Stored items
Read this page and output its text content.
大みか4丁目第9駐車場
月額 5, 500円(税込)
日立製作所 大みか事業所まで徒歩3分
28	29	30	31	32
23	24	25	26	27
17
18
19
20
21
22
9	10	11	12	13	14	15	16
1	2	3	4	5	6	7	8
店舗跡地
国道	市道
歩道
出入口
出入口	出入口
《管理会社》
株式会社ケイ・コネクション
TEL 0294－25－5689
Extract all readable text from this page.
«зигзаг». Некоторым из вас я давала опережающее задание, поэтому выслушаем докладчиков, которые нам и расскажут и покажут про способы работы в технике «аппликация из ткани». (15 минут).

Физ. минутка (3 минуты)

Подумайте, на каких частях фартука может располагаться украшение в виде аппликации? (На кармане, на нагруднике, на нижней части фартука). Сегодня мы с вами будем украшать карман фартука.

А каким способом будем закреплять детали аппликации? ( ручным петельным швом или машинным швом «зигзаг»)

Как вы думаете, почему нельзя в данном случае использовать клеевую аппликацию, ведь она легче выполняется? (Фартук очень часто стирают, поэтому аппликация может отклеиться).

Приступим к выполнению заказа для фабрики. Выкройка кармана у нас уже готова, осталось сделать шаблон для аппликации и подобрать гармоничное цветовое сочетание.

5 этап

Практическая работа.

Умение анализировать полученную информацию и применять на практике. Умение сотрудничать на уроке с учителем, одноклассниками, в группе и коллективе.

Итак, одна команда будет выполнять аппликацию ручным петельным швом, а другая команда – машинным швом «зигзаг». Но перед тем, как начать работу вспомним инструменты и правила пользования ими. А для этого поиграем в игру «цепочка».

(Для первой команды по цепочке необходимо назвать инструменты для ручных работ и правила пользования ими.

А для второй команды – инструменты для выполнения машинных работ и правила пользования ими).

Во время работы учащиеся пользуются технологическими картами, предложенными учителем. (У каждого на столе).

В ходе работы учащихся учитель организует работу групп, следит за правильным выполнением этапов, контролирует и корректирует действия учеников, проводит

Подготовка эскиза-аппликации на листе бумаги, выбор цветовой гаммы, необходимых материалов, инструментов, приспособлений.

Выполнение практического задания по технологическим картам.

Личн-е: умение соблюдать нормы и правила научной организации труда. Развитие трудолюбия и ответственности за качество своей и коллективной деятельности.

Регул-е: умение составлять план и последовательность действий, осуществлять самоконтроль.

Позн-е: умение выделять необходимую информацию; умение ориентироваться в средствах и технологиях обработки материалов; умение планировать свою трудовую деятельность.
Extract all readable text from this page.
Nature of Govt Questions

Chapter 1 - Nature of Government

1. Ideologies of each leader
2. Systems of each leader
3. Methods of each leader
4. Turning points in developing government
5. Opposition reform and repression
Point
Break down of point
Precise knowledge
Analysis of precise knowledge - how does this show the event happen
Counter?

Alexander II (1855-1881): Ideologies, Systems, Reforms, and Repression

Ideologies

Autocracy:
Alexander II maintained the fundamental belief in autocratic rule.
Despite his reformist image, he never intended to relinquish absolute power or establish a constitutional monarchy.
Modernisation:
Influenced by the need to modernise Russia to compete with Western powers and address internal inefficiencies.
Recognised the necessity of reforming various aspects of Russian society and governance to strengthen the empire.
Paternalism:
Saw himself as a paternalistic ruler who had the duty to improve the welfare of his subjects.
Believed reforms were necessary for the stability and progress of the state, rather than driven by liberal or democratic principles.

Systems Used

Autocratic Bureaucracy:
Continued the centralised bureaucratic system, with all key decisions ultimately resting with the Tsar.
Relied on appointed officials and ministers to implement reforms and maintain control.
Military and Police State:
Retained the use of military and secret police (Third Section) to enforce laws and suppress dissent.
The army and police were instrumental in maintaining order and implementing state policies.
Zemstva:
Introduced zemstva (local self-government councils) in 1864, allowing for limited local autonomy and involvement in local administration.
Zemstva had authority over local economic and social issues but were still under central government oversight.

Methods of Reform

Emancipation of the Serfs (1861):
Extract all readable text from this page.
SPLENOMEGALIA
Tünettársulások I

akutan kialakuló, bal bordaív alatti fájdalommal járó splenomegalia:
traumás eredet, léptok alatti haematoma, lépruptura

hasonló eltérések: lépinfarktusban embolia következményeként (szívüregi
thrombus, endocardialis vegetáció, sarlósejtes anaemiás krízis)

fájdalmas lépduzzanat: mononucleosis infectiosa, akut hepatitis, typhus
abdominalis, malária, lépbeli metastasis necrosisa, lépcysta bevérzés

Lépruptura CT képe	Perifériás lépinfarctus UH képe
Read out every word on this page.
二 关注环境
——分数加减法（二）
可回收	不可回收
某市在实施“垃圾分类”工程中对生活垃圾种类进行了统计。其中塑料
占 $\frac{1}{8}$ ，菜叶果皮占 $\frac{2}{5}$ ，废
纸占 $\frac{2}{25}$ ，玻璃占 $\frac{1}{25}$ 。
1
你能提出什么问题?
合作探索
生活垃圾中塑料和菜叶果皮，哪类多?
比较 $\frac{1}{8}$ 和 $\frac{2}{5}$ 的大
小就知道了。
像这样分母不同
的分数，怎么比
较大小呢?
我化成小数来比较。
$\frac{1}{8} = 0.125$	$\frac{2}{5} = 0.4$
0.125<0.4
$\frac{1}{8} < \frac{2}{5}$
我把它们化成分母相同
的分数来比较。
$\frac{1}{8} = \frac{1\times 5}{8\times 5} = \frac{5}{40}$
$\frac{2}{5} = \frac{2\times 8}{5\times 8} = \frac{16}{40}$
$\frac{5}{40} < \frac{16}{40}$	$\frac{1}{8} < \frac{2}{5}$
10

Requirements
Nothing should be left out: return all of the records exactly.

Exercise answer
Read this page and output its text content.
大みか4丁目第9駐車場
月額 5, 500円(税込)
日立製作所 大みか事業所まで徒歩3分
28	29	30	31	32
23	24	25	26	27
17
18
19
20
21
22
9	10	11	12	13	14	15	16
1	2	3	4	5	6	7	8
店舗跡地
国道	市道
歩道
出入口
出入口	出入口
《管理会社》
株式会社ケイ・コネクション
TEL 0294－25－5689
Extract all readable text from this page.
«зигзаг». Некоторым из вас я давала опережающее задание, поэтому выслушаем докладчиков, которые нам и расскажут и покажут про способы работы в технике «аппликация из ткани». (15 минут).

Физ. минутка (3 минуты)

Подумайте, на каких частях фартука может располагаться украшение в виде аппликации? (На кармане, на нагруднике, на нижней части фартука). Сегодня мы с вами будем украшать карман фартука.

А каким способом будем закреплять детали аппликации? ( ручным петельным швом или машинным швом «зигзаг»)

Как вы думаете, почему нельзя в данном случае использовать клеевую аппликацию, ведь она легче выполняется? (Фартук очень часто стирают, поэтому аппликация может отклеиться).

Приступим к выполнению заказа для фабрики. Выкройка кармана у нас уже готова, осталось сделать шаблон для аппликации и подобрать гармоничное цветовое сочетание.

5 этап

Практическая работа.

Умение анализировать полученную информацию и применять на практике. Умение сотрудничать на уроке с учителем, одноклассниками, в группе и коллективе.

Итак, одна команда будет выполнять аппликацию ручным петельным швом, а другая команда – машинным швом «зигзаг». Но перед тем, как начать работу вспомним инструменты и правила пользования ими. А для этого поиграем в игру «цепочка».

(Для первой команды по цепочке необходимо назвать инструменты для ручных работ и правила пользования ими.

А для второй команды – инструменты для выполнения машинных работ и правила пользования ими).

Во время работы учащиеся пользуются технологическими картами, предложенными учителем. (У каждого на столе).

В ходе работы учащихся учитель организует работу групп, следит за правильным выполнением этапов, контролирует и корректирует действия учеников, проводит

Подготовка эскиза-аппликации на листе бумаги, выбор цветовой гаммы, необходимых материалов, инструментов, приспособлений.

Выполнение практического задания по технологическим картам.

Личн-е: умение соблюдать нормы и правила научной организации труда. Развитие трудолюбия и ответственности за качество своей и коллективной деятельности.

Регул-е: умение составлять план и последовательность действий, осуществлять самоконтроль.

Позн-е: умение выделять необходимую информацию; умение ориентироваться в средствах и технологиях обработки материалов; умение планировать свою трудовую деятельность.
Extract all readable text from this page.
Nature of Govt Questions

Chapter 1 - Nature of Government

1. Ideologies of each leader
2. Systems of each leader
3. Methods of each leader
4. Turning points in developing government
5. Opposition reform and repression
Point
Break down of point
Precise knowledge
Analysis of precise knowledge - how does this show the event happen
Counter?

Alexander II (1855-1881): Ideologies, Systems, Reforms, and Repression

Ideologies

Autocracy:
Alexander II maintained the fundamental belief in autocratic rule.
Despite his reformist image, he never intended to relinquish absolute power or establish a constitutional monarchy.
Modernisation:
Influenced by the need to modernise Russia to compete with Western powers and address internal inefficiencies.
Recognised the necessity of reforming various aspects of Russian society and governance to strengthen the empire.
Paternalism:
Saw himself as a paternalistic ruler who had the duty to improve the welfare of his subjects.
Believed reforms were necessary for the stability and progress of the state, rather than driven by liberal or democratic principles.

Systems Used

Autocratic Bureaucracy:
Continued the centralised bureaucratic system, with all key decisions ultimately resting with the Tsar.
Relied on appointed officials and ministers to implement reforms and maintain control.
Military and Police State:
Retained the use of military and secret police (Third Section) to enforce laws and suppress dissent.
The army and police were instrumental in maintaining order and implementing state policies.
Zemstva:
Introduced zemstva (local self-government councils) in 1864, allowing for limited local autonomy and involvement in local administration.
Zemstva had authority over local economic and social issues but were still under central government oversight.

Methods of Reform

Emancipation of the Serfs (1861):
Extract all readable text from this page.
SPLENOMEGALIA
Tünettársulások I

akutan kialakuló, bal bordaív alatti fájdalommal járó splenomegalia:
traumás eredet, léptok alatti haematoma, lépruptura

hasonló eltérések: lépinfarktusban embolia következményeként (szívüregi
thrombus, endocardialis vegetáció, sarlósejtes anaemiás krízis)

fájdalmas lépduzzanat: mononucleosis infectiosa, akut hepatitis, typhus
abdominalis, malária, lépbeli metastasis necrosisa, lépcysta bevérzés

Lépruptura CT képe	Perifériás lépinfarctus UH képe
Read out every word on this page.
二 关注环境
——分数加减法（二）
可回收	不可回收
某市在实施“垃圾分类”工程中对生活垃圾种类进行了统计。其中塑料
占 $\frac{1}{8}$ ，菜叶果皮占 $\frac{2}{5}$ ，废
纸占 $\frac{2}{25}$ ，玻璃占 $\frac{1}{25}$ 。
1
你能提出什么问题?
合作探索
生活垃圾中塑料和菜叶果皮，哪类多?
比较 $\frac{1}{8}$ 和 $\frac{2}{5}$ 的大
小就知道了。
像这样分母不同
的分数，怎么比
较大小呢?
我化成小数来比较。
$\frac{1}{8} = 0.125$	$\frac{2}{5} = 0.4$
0.125<0.4
$\frac{1}{8} < \frac{2}{5}$
我把它们化成分母相同
的分数来比较。
$\frac{1}{8} = \frac{1\times 5}{8\times 5} = \frac{5}{40}$
$\frac{2}{5} = \frac{2\times 8}{5\times 8} = \frac{16}{40}$
$\frac{5}{40} < \frac{16}{40}$	$\frac{1}{8} < \frac{2}{5}$
10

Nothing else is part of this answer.